↓

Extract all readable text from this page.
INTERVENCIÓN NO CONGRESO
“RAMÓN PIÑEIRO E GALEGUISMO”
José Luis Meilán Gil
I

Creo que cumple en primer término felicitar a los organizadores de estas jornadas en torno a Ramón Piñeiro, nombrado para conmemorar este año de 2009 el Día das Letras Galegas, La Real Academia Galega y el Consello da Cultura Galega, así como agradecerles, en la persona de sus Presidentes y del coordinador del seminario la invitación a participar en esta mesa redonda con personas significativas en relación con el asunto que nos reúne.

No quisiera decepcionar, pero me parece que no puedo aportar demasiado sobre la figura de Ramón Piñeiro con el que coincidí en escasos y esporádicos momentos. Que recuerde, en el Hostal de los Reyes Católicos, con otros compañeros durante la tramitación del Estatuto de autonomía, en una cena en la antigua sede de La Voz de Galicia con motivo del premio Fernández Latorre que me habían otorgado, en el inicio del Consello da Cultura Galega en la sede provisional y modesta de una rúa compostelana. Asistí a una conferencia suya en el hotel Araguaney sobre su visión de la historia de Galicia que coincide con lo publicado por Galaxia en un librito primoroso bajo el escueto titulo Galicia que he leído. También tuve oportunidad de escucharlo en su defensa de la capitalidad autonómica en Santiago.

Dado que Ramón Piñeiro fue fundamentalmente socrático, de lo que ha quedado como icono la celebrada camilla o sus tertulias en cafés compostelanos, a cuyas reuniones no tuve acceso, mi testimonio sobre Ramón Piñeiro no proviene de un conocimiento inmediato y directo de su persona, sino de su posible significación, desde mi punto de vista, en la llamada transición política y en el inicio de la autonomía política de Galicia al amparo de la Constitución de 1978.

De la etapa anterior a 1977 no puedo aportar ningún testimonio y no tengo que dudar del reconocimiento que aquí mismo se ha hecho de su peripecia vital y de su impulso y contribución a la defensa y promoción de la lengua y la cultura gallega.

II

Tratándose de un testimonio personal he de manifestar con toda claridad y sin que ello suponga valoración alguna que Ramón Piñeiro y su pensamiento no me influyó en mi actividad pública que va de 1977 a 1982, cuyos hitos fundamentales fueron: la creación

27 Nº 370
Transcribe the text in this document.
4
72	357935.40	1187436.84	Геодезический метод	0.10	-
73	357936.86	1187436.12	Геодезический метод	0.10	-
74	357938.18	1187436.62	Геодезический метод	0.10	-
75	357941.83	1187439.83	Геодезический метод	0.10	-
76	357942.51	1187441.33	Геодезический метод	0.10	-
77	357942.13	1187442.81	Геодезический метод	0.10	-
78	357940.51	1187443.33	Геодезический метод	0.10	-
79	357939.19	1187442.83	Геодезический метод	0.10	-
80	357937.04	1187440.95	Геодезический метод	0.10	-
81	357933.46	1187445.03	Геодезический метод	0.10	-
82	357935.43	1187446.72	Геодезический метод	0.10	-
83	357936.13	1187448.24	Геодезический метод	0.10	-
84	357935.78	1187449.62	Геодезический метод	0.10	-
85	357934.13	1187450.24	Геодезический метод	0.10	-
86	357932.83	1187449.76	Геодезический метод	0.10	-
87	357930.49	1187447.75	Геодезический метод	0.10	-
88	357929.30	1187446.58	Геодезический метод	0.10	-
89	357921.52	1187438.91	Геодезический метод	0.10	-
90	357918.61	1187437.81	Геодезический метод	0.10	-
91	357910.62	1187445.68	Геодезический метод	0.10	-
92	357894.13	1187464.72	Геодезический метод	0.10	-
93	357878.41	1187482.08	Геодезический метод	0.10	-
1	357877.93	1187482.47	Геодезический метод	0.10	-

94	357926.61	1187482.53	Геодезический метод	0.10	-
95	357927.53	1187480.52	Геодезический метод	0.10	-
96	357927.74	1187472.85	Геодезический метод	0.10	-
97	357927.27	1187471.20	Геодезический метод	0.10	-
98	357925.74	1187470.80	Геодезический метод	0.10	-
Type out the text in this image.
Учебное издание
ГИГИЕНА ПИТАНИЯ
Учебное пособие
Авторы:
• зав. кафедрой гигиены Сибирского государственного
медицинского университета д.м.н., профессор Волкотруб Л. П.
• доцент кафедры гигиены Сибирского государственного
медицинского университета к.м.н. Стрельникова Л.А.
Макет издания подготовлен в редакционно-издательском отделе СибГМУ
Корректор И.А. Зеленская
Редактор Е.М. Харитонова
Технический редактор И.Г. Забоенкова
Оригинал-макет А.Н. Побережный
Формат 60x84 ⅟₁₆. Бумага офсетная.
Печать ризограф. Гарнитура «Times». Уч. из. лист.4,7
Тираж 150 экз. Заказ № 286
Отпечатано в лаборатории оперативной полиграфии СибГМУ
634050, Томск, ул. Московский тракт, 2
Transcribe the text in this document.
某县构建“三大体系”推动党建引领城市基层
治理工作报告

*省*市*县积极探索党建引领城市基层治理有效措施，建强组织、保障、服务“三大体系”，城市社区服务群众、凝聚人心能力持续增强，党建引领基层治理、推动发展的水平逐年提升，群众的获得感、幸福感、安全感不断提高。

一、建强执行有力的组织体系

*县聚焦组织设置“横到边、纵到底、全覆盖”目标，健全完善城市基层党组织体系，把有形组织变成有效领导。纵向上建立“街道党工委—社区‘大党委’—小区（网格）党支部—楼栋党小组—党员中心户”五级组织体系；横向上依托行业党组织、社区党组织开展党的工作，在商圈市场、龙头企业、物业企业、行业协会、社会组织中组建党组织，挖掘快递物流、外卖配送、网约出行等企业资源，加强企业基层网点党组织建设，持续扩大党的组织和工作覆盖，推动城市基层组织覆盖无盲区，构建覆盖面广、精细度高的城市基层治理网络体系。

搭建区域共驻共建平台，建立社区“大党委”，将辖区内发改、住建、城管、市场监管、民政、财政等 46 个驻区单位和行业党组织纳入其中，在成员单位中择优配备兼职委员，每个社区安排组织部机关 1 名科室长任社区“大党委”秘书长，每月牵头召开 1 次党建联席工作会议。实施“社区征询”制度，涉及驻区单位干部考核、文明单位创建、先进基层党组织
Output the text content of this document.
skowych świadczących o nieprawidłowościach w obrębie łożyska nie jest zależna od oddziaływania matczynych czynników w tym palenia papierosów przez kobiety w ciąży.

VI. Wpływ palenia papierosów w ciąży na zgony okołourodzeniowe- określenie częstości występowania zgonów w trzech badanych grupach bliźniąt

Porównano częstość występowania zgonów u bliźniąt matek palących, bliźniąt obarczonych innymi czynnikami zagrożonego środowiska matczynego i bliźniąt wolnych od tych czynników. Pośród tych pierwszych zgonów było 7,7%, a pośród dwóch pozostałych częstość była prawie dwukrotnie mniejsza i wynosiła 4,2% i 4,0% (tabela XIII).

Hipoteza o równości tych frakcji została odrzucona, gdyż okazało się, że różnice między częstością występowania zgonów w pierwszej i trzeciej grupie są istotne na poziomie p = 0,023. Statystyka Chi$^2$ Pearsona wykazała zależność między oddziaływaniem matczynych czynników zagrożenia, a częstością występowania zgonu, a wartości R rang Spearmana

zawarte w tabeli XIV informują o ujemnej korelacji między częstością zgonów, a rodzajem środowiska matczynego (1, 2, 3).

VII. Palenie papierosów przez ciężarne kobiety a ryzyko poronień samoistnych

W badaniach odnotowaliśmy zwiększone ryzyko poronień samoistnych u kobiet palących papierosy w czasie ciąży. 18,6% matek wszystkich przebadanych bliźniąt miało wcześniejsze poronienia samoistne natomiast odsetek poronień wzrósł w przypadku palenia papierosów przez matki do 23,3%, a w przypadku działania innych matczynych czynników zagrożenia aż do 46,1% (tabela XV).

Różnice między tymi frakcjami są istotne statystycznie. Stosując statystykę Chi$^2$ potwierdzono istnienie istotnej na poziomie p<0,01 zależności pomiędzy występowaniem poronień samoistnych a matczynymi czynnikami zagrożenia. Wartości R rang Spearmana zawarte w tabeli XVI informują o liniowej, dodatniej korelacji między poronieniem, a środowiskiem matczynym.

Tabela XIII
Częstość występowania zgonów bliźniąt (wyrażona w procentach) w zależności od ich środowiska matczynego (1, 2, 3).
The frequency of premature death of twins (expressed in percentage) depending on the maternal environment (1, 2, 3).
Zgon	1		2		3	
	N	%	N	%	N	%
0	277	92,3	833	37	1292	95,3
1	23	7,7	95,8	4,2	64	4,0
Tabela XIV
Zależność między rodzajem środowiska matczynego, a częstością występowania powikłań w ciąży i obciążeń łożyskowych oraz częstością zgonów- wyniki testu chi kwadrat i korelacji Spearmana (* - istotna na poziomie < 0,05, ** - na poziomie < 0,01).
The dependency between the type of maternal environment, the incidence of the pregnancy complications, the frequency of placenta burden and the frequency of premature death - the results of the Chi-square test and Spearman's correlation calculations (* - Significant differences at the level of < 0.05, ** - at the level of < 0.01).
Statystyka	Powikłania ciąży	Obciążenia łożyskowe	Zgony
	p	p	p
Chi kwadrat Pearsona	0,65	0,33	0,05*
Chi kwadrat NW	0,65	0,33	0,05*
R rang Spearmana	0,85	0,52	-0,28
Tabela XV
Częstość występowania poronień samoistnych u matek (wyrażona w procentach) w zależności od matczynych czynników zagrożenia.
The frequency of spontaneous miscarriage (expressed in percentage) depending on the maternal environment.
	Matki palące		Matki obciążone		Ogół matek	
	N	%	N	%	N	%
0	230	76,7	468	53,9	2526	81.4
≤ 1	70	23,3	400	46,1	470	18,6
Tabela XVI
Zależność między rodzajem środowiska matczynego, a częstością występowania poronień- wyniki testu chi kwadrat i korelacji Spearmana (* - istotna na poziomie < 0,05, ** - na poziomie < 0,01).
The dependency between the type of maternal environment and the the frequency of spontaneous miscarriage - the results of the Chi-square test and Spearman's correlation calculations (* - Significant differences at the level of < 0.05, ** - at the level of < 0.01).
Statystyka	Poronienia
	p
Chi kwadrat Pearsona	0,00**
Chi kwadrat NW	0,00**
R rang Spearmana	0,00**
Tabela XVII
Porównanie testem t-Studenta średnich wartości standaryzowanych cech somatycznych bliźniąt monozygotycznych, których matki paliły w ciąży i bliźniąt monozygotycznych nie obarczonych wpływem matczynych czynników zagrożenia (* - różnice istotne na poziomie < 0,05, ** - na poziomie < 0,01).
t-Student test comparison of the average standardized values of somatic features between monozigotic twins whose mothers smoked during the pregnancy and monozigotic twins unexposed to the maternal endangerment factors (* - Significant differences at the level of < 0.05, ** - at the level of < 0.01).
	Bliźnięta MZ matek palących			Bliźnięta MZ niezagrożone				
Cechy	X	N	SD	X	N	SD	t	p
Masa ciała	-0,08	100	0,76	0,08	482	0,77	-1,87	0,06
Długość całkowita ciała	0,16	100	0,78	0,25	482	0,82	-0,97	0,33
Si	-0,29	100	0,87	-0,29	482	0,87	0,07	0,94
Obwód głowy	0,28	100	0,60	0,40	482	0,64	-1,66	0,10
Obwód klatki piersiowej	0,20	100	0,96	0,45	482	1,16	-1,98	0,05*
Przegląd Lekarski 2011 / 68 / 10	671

↑

EXERCISE INSTRUCTIONS – Where a line of the entries contains the word "Significant", copy that line.

THE COMPLETED TASK –
The dependency between the type of maternal environment, the incidence of the pregnancy complications, the frequency of placenta burden and the frequency of premature death - the results of the Chi-square test and Spearman's correlation calculations (* - Significant differences at the level of < 0.05, ** - at the level of < 0.01).
The dependency between the type of maternal environment and the the frequency of spontaneous miscarriage - the results of the Chi-square test and Spearman's correlation calculations (* - Significant differences at the level of < 0.05, ** - at the level of < 0.01).
t-Student test comparison of the average standardized values of somatic features between monozigotic twins whose mothers smoked during the pregnancy and monozigotic twins unexposed to the maternal endangerment factors (* - Significant differences at the level of < 0.05, ** - at the level of < 0.01).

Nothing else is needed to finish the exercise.